■ **Given instruction**
Only the lines from the one containing "Extract all readable text from this page." to the end of the records should be written out, exactly and with both ends included; pictures are excluded.
## START
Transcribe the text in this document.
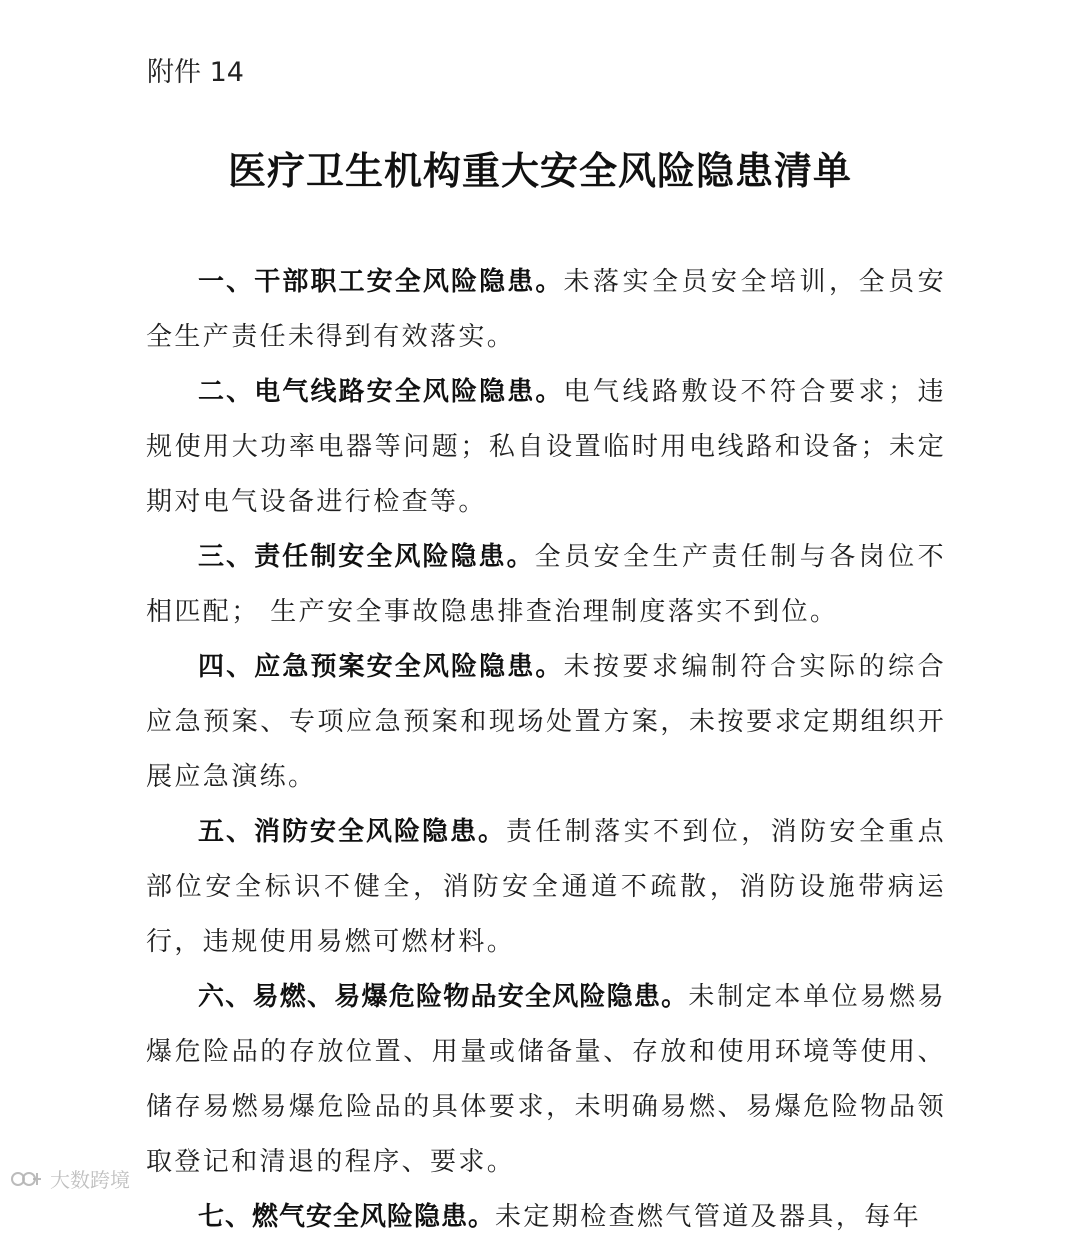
附件 14
医疗卫生机构重大安全风险隐患清单

一、干部职工安全风险隐患。未落实全员安全培训，全员安全生产责任未得到有效落实。

二、电气线路安全风险隐患。电气线路敷设不符合要求；违规使用大功率电器等问题；私自设置临时用电线路和设备；未定期对电气设备进行检查等。

三、责任制安全风险隐患。全员安全生产责任制与各岗位不相匹配； 生产安全事故隐患排查治理制度落实不到位。

四、应急预案安全风险隐患。未按要求编制符合实际的综合应急预案、专项应急预案和现场处置方案，未按要求定期组织开展应急演练。

五、消防安全风险隐患。责任制落实不到位，消防安全重点部位安全标识不健全，消防安全通道不疏散，消防设施带病运行，违规使用易燃可燃材料。

六、易燃、易爆危险物品安全风险隐患。未制定本单位易燃易爆危险品的存放位置、用量或储备量、存放和使用环境等使用、储存易燃易爆危险品的具体要求，未明确易燃、易爆危险物品领取登记和清退的程序、要求。

七、燃气安全风险隐患。未定期检查燃气管道及器具，每年

大数跨境
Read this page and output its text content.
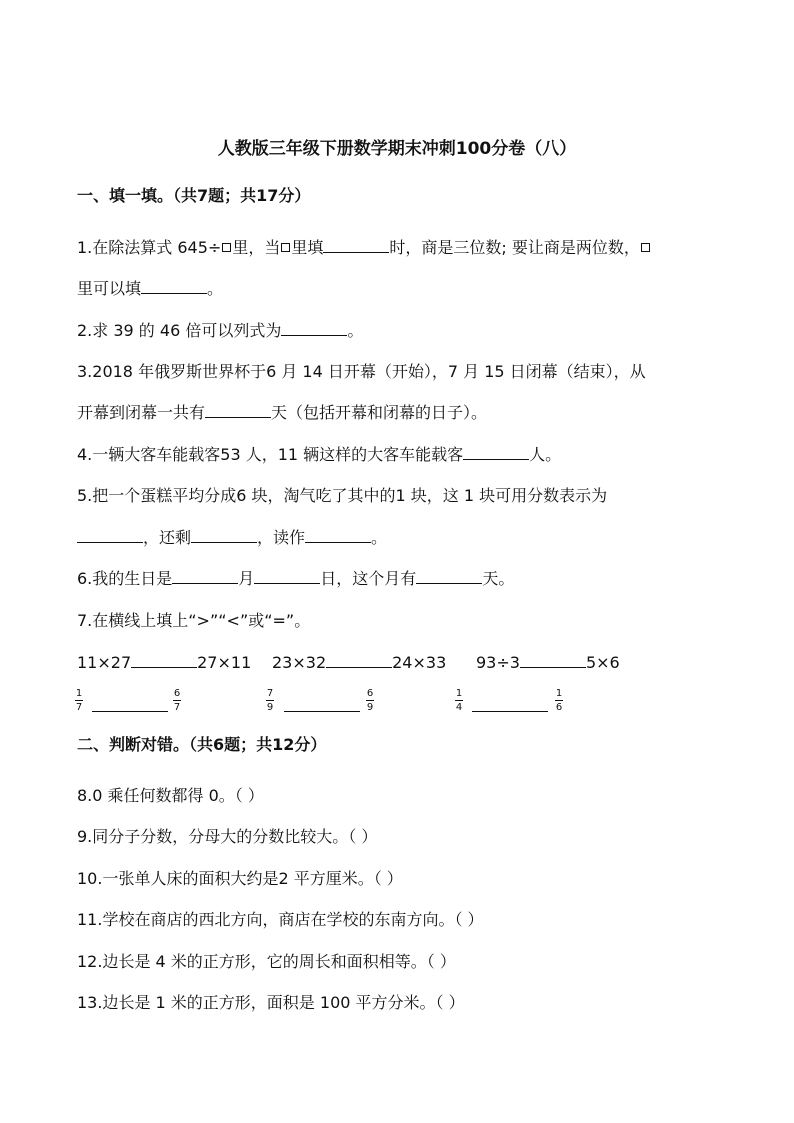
人教版三年级下册数学期末冲刺100分卷（八）
一、填一填。（共7题；共17分）
1.在除法算式 645÷ 里，当 里填	时，商是三位数; 要让商是两位数，
里可以填	。
2.求 39 的 46 倍可以列式为	。
3.2018 年俄罗斯世界杯于6 月 14 日开幕（开始），7 月 15 日闭幕（结束），从
开幕到闭幕一共有	天（包括开幕和闭幕的日子）。
4.一辆大客车能载客53 人，11 辆这样的大客车能载客	人。
5.把一个蛋糕平均分成6 块，淘气吃了其中的1 块，这 1 块可用分数表示为
，还剩	，读作	。
6.我的生日是	月	日，这个月有	天。
7.在横线上填上“>”“<”或“=”。
11×27	27×11 23×32	24×33 93÷3	5×6
1
7
6
7
7
9
6
9
1
4
1
6
二、判断对错。（共6题；共12分）
8.0 乘任何数都得 0。（ ）
9.同分子分数，分母大的分数比较大。（ ）
10.一张单人床的面积大约是2 平方厘米。（ ）
11.学校在商店的西北方向，商店在学校的东南方向。（ ）
12.边长是 4 米的正方形，它的周长和面积相等。（ ）
13.边长是 1 米的正方形，面积是 100 平方分米。（ ）
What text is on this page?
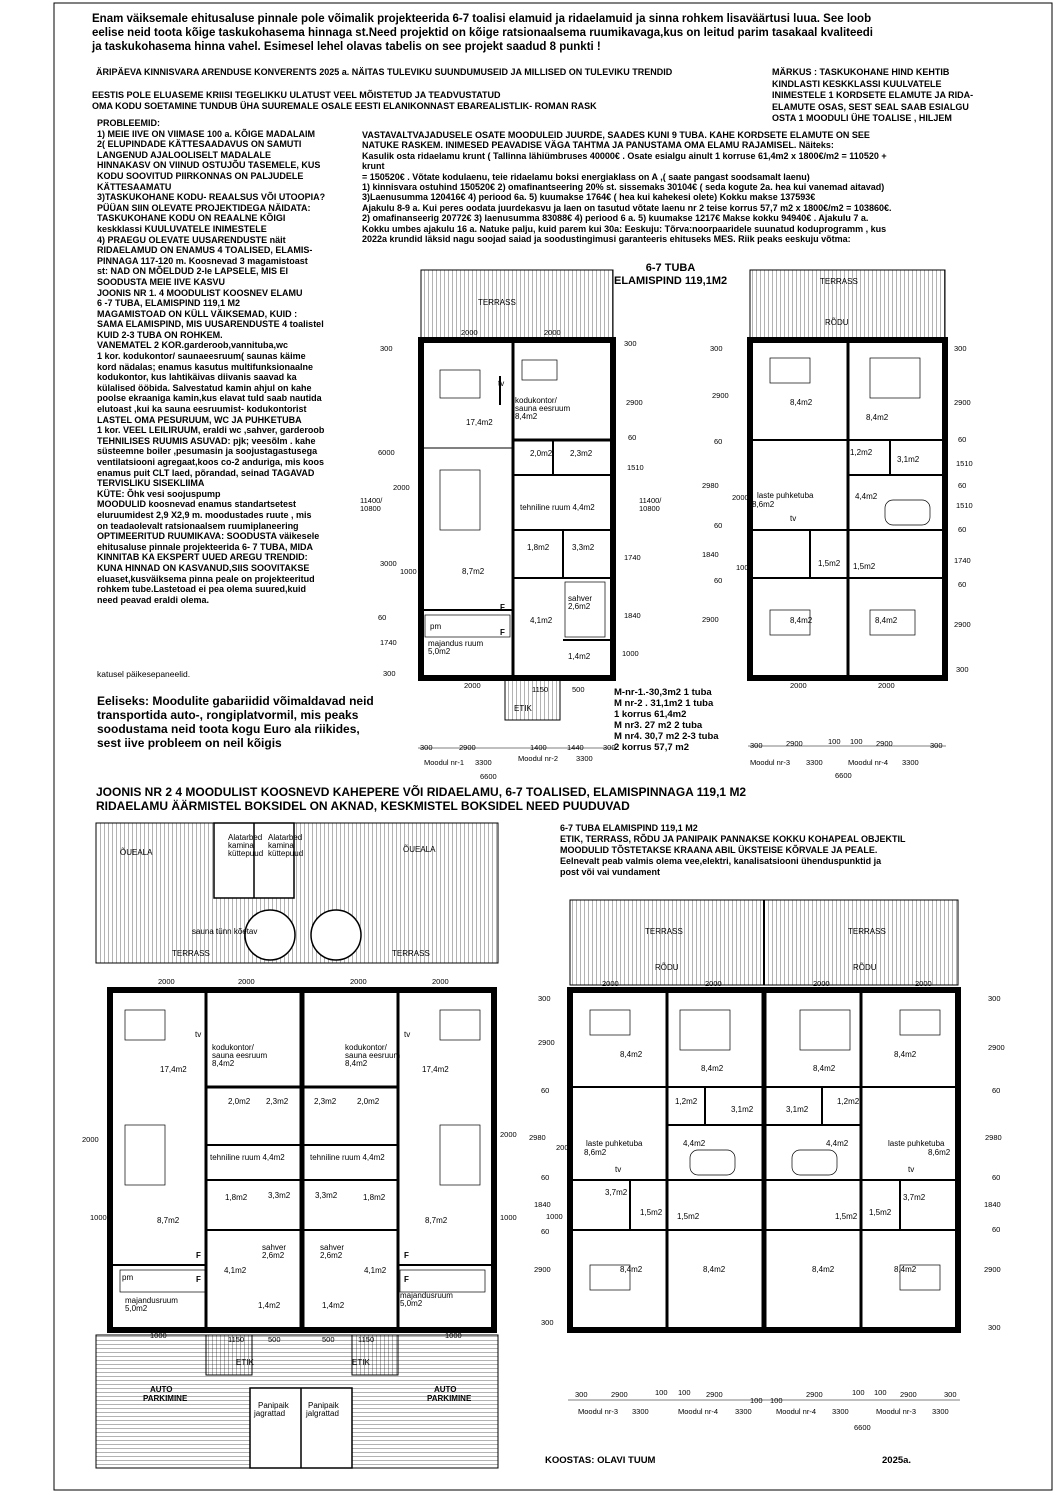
Enam väiksemale ehitusaluse pinnale pole võimalik projekteerida 6-7 toalisi elamuid ja ridaelamuid ja sinna rohkem lisaväärtusi luua. See loob
eelise neid toota kõige taskukohasema hinnaga st.Need projektid on kõige ratsionaalsema ruumikavaga,kus on leitud parim tasakaal kvaliteedi
ja taskukohasema hinna vahel. Esimesel lehel olavas tabelis on see projekt saadud 8 punkti !
ÄRIPÄEVA KINNISVARA ARENDUSE KONVERENTS 2025 a. NÄITAS TULEVIKU SUUNDUMUSEID JA MILLISED ON TULEVIKU TRENDID
EESTIS POLE ELUASEME KRIISI TEGELIKKU ULATUST VEEL MÕISTETUD JA TEADVUSTATUD
OMA KODU SOETAMINE TUNDUB ÜHA SUUREMALE OSALE EESTI ELANIKONNAST EBAREALISTLIK- ROMAN RASK
MÄRKUS : TASKUKOHANE HIND KEHTIB
KINDLASTI KESKKLASSI KUULVATELE
INIMESTELE 1 KORDSETE ELAMUTE JA RIDA-
ELAMUTE OSAS, SEST SEAL SAAB ESIALGU
OSTA 1 MOODULI ÜHE TOALISE , HILJEM
PROBLEEMID:
1) MEIE IIVE ON VIIMASE 100 a. KÕIGE MADALAIM
2( ELUPINDADE KÄTTESAADAVUS ON SAMUTI
LANGENUD AJALOOLISELT MADALALE
HINNAKASV ON VIINUD OSTUJÕU TASEMELE, KUS
KODU SOOVITUD PIIRKONNAS ON PALJUDELE
KÄTTESAAMATU
3)TASKUKOHANE KODU- REAALSUS VÕI UTOOPIA?
PÜÜAN SIIN OLEVATE PROJEKTIDEGA NÄIDATA:
TASKUKOHANE KODU ON REAALNE KÕIGI
keskklassi KUULUVATELE INIMESTELE
4) PRAEGU OLEVATE UUSARENDUSTE näit
RIDAELAMUD ON ENAMUS 4 TOALISED, ELAMIS-
PINNAGA 117-120 m. Koosnevad 3 magamistoast
st: NAD ON MÕELDUD 2-le LAPSELE, MIS EI
SOODUSTA MEIE IIVE KASVU
JOONIS NR 1. 4 MOODULIST KOOSNEV ELAMU
6 -7 TUBA, ELAMISPIND 119,1 M2
MAGAMISTOAD ON KÜLL VÄIKSEMAD, KUID :
SAMA ELAMISPIND, MIS UUSARENDUSTE 4 toalistel
KUID 2-3 TUBA ON ROHKEM.
VANEMATEL 2 KOR.garderoob,vannituba,wc
1 kor. kodukontor/ saunaeesruum( saunas käime
kord nädalas; enamus kasutus multifunksionaalne
kodukontor, kus lahtikäivas diivanis saavad ka
külalised ööbida. Salvestatud kamin ahjul on kahe
poolse ekraaniga kamin,kus elavat tuld saab nautida
elutoast ,kui ka sauna eesruumist- kodukontorist
LASTEL OMA PESURUUM, WC JA PUHKETUBA
1 kor. VEEL LEILIRUUM, eraldi wc ,sahver, garderoob
TEHNILISES RUUMIS ASUVAD: pjk; veesõlm . kahe
süsteemne boiler ,pesumasin ja soojustagastusega
ventilatsiooni agregaat,koos co-2 anduriga, mis koos
enamus puit CLT laed, põrandad, seinad TAGAVAD
TERVISLIKU SISEKLIIMA
KÜTE: Õhk vesi soojuspump
MOODULID koosnevad enamus standartsetest
eluruumidest 2,9 X2,9 m. moodustades ruute , mis
on teadaolevalt ratsionaalsem ruumiplaneering
OPTIMEERITUD RUUMIKAVA: SOODUSTA väikesele
ehitusaluse pinnale projekteerida 6- 7 TUBA, MIDA
KINNITAB KA EKSPERT UUED AREGU TRENDID:
KUNA HINNAD ON KASVANUD,SIIS SOOVITAKSE
eluaset,kusväiksema pinna peale on projekteeritud
rohkem tube.Lastetoad ei pea olema suured,kuid
need peavad eraldi olema.
katusel päikesepaneelid.
Eeliseks: Moodulite gabariidid võimaldavad neid
transportida auto-, rongiplatvormil, mis peaks
soodustama neid toota kogu Euro ala riikides,
sest iive probleem on neil kõigis
VASTAVALTVAJADUSELE OSATE MOODULEID JUURDE, SAADES KUNI 9 TUBA. KAHE KORDSETE ELAMUTE ON SEE
NATUKE RASKEM. INIMESED PEAVADISE VÄGA TAHTMA JA PANUSTAMA OMA ELAMU RAJAMISEL. Näiteks:
Kasulik osta ridaelamu krunt ( Tallinna lähiümbruses 40000€ . Osate esialgu ainult 1 korruse 61,4m2 x 1800€/m2 = 110520 +
krunt
= 150520€ . Võtate kodulaenu, teie ridaelamu boksi energiaklass on A ,( saate pangast soodsamalt laenu)
1) kinnisvara ostuhind 150520€ 2) omafinantseering 20% st. sissemaks 30104€ ( seda kogute 2a. hea kui vanemad aitavad)
3)Laenusumma 120416€ 4) periood 6a. 5) kuumakse 1764€ ( hea kui kahekesi olete) Kokku makse 137593€
Ajakulu 8-9 a. Kui peres oodata juurdekasvu ja laen on tasutud võtate laenu nr 2 teise korrus 57,7 m2 x 1800€/m2 = 103860€.
2) omafinanseerig 20772€ 3) laenusumma 83088€ 4) periood 6 a. 5) kuumakse 1217€ Makse kokku 94940€ . Ajakulu 7 a.
Kokku umbes ajakulu 16 a. Natuke palju, kuid parem kui 30a: Eeskuju: Tõrva:noorpaaridele suunatud koduprogramm , kus
2022a krundid läksid nagu soojad saiad ja soodustingimusi garanteeris ehituseks MES. Riik peaks eeskuju võtma:
6-7 TUBA
ELAMISPIND 119,1M2
M-nr-1.-30,3m2 1 tuba
M nr-2 . 31,1m2 1 tuba
1 korrus 61,4m2
M nr3. 27 m2 2 tuba
M nr4. 30,7 m2 2-3 tuba
2 korrus 57,7 m2
JOONIS NR 2 4 MOODULIST KOOSNEVD KAHEPERE VÕI RIDAELAMU, 6-7 TOALISED, ELAMISPINNAGA 119,1 M2
RIDAELAMU ÄÄRMISTEL BOKSIDEL ON AKNAD, KESKMISTEL BOKSIDEL NEED PUUDUVAD
6-7 TUBA ELAMISPIND 119,1 M2
ETIK, TERRASS, RÕDU JA PANIPAIK PANNAKSE KOKKU KOHAPEAL OBJEKTIL
MOODULID TÕSTETAKSE KRAANA ABIL ÜKSTEISE KÕRVALE JA PEALE.
Eelnevalt peab valmis olema vee,elektri, kanalisatsiooni ühenduspunktid ja
post või vai vundament
KOOSTAS: OLAVI TUUM	2025a.
TERRASS
tv
kodukontor/ sauna eesruum 8,4m2
17,4m2
2,0m2 2,3m2
tehniline ruum 4,4m2
1,8m2	3,3m2
8,7m2
sahver 2,6m2
4,1m2
majandus ruum 5,0m2
1,4m2
F
F
pm
ETIK
2000	2000
300
300
2900
60
1510
6000
2000
11400/ 10800
11400/ 10800
3000
1000
1740
1840
60
1740
1000
300
2000	1150	500
300	2900	1400	1440	300
Moodul nr-1 3300	Moodul nr-2 3300
6600
TERRASS
RÕDU
8,4m2
8,4m2
1,2m2
3,1m2
4,4m2
laste puhketuba 8,6m2
tv
1,5m2 1,5m2
8,4m2	8,4m2
300	300
2900
2900
60	60
1510
2980
2000
60
1510
60	60
1840
1740
1000
60	60
2900
2900
300
2000	2000
300	2900	100 100 2900	300
Moodul nr-3 3300	Moodul nr-4 3300
6600
Alatarbed kamina küttepuud
Alatarbed kamina küttepuud
ÕUEALA	ÕUEALA
sauna tünn kõetav
TERRASS	TERRASS
tv	tv
kodukontor/ sauna eesruum 8,4m2
kodukontor/ sauna eesruum 8,4m2
17,4m2	17,4m2
2,0m2 2,3m2	2,3m2	2,0m2
tehniline ruum 4,4m2	tehniline ruum 4,4m2
1,8m2	3,3m2	3,3m2	1,8m2
8,7m2	8,7m2
sahver 2,6m2
sahver 2,6m2
4,1m2	4,1m2
F
F
F
F
pm
majandusruum 5,0m2
majandusruum 5,0m2
1,4m2	1,4m2
ETIK	ETIK
AUTO PARKIMINE
AUTO PARKIMINE
Panipaik jagrattad
Panipaik jalgrattad
2000	2000	2000	2000
2000
2000
1000	1000
1000	1150	500	500	1150	1000
TERRASS	TERRASS
RÕDU	RÕDU
8,4m2
8,4m2	8,4m2
8,4m2
1,2m2
3,1m2	3,1m2
1,2m2
4,4m2	4,4m2
laste puhketuba 8,6m2
laste puhketuba 8,6m2
tv	tv
3,7m2
3,7m2
1,5m2 1,5m2	1,5m2 1,5m2
8,4m2	8,4m2	8,4m2	8,4m2
300	300
2900
2900
60	60
2980
2000
2980
60	60
1840	1840
1000
60	60
2900	2900
300
300
2000	2000	2000	2000
300	2900	100 100 2900
100 100
2900	100 100 2900	300
Moodul nr-3 3300	Moodul nr-4 3300	Moodul nr-4 3300	Moodul nr-3 3300
6600
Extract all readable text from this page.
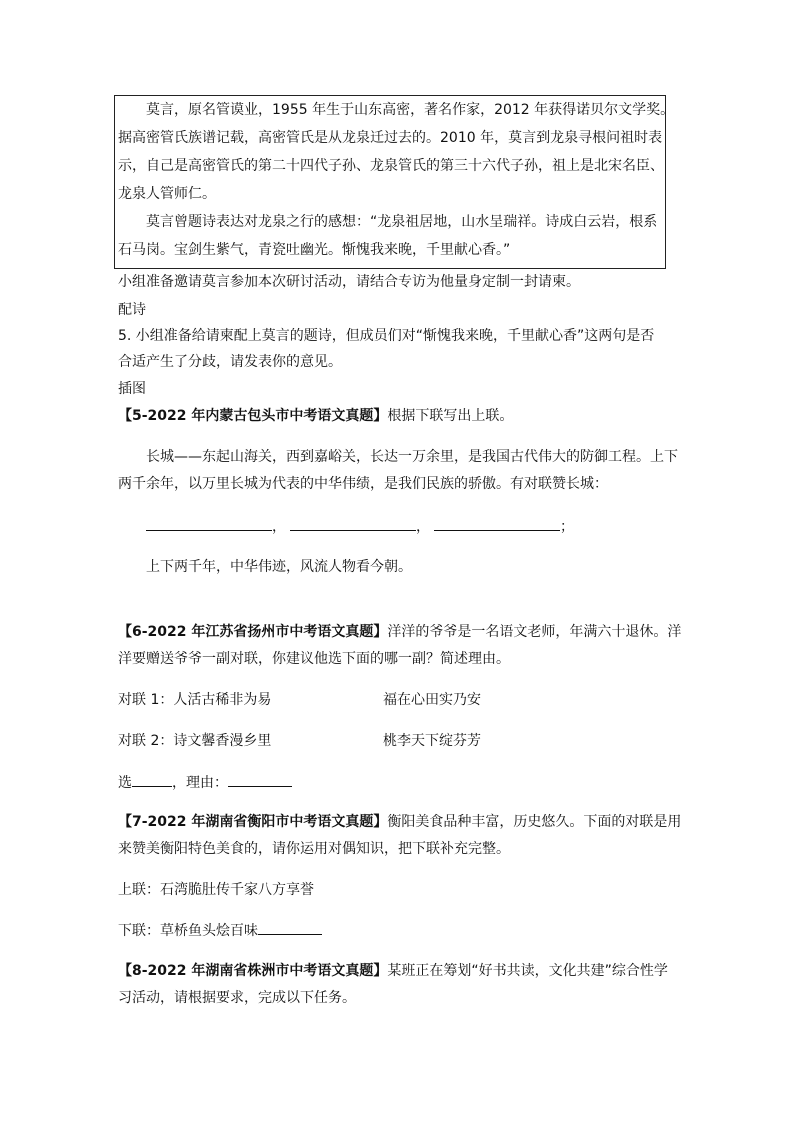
莫言，原名管谟业，1955 年生于山东高密，著名作家，2012 年获得诺贝尔文学奖。
据高密管氏族谱记载，高密管氏是从龙泉迁过去的。2010 年，莫言到龙泉寻根问祖时表
示，自己是高密管氏的第二十四代子孙、龙泉管氏的第三十六代子孙，祖上是北宋名臣、
龙泉人管师仁。
莫言曾题诗表达对龙泉之行的感想：“龙泉祖居地，山水呈瑞祥。诗成白云岩，根系
石马岗。宝剑生紫气，青瓷吐幽光。惭愧我来晚，千里献心香。”
小组准备邀请莫言参加本次研讨活动，请结合专访为他量身定制一封请柬。
配诗
5. 小组准备给请柬配上莫言的题诗，但成员们对“惭愧我来晚，千里献心香”这两句是否
合适产生了分歧，请发表你的意见。
插图
【5-2022 年内蒙古包头市中考语文真题】根据下联写出上联。
长城——东起山海关，西到嘉峪关，长达一万余里，是我国古代伟大的防御工程。上下
两千余年，以万里长城为代表的中华伟绩，是我们民族的骄傲。有对联赞长城：
，	，	；
上下两千年，中华伟迹，风流人物看今朝。
【6-2022 年江苏省扬州市中考语文真题】洋洋的爷爷是一名语文老师，年满六十退休。洋
洋要赠送爷爷一副对联，你建议他选下面的哪一副？简述理由。
对联 1：人活古稀非为易	福在心田实乃安
对联 2：诗文馨香漫乡里	桃李天下绽芬芳
选	，理由：
【7-2022 年湖南省衡阳市中考语文真题】衡阳美食品种丰富，历史悠久。下面的对联是用
来赞美衡阳特色美食的，请你运用对偶知识，把下联补充完整。
上联：石湾脆肚传千家八方享誉
下联：草桥鱼头烩百味
【8-2022 年湖南省株洲市中考语文真题】某班正在筹划“好书共读，文化共建”综合性学
习活动，请根据要求，完成以下任务。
## END
■ **Full solution**
Extract all readable text from this page.
莫言，原名管谟业，1955 年生于山东高密，著名作家，2012 年获得诺贝尔文学奖。
据高密管氏族谱记载，高密管氏是从龙泉迁过去的。2010 年，莫言到龙泉寻根问祖时表
示，自己是高密管氏的第二十四代子孙、龙泉管氏的第三十六代子孙，祖上是北宋名臣、
龙泉人管师仁。
莫言曾题诗表达对龙泉之行的感想：“龙泉祖居地，山水呈瑞祥。诗成白云岩，根系
石马岗。宝剑生紫气，青瓷吐幽光。惭愧我来晚，千里献心香。”
小组准备邀请莫言参加本次研讨活动，请结合专访为他量身定制一封请柬。
配诗
5. 小组准备给请柬配上莫言的题诗，但成员们对“惭愧我来晚，千里献心香”这两句是否
合适产生了分歧，请发表你的意见。
插图
【5-2022 年内蒙古包头市中考语文真题】根据下联写出上联。
长城——东起山海关，西到嘉峪关，长达一万余里，是我国古代伟大的防御工程。上下
两千余年，以万里长城为代表的中华伟绩，是我们民族的骄傲。有对联赞长城：
，	，	；
上下两千年，中华伟迹，风流人物看今朝。
【6-2022 年江苏省扬州市中考语文真题】洋洋的爷爷是一名语文老师，年满六十退休。洋
洋要赠送爷爷一副对联，你建议他选下面的哪一副？简述理由。
对联 1：人活古稀非为易	福在心田实乃安
对联 2：诗文馨香漫乡里	桃李天下绽芬芳
选	，理由：
【7-2022 年湖南省衡阳市中考语文真题】衡阳美食品种丰富，历史悠久。下面的对联是用
来赞美衡阳特色美食的，请你运用对偶知识，把下联补充完整。
上联：石湾脆肚传千家八方享誉
下联：草桥鱼头烩百味
【8-2022 年湖南省株洲市中考语文真题】某班正在筹划“好书共读，文化共建”综合性学
习活动，请根据要求，完成以下任务。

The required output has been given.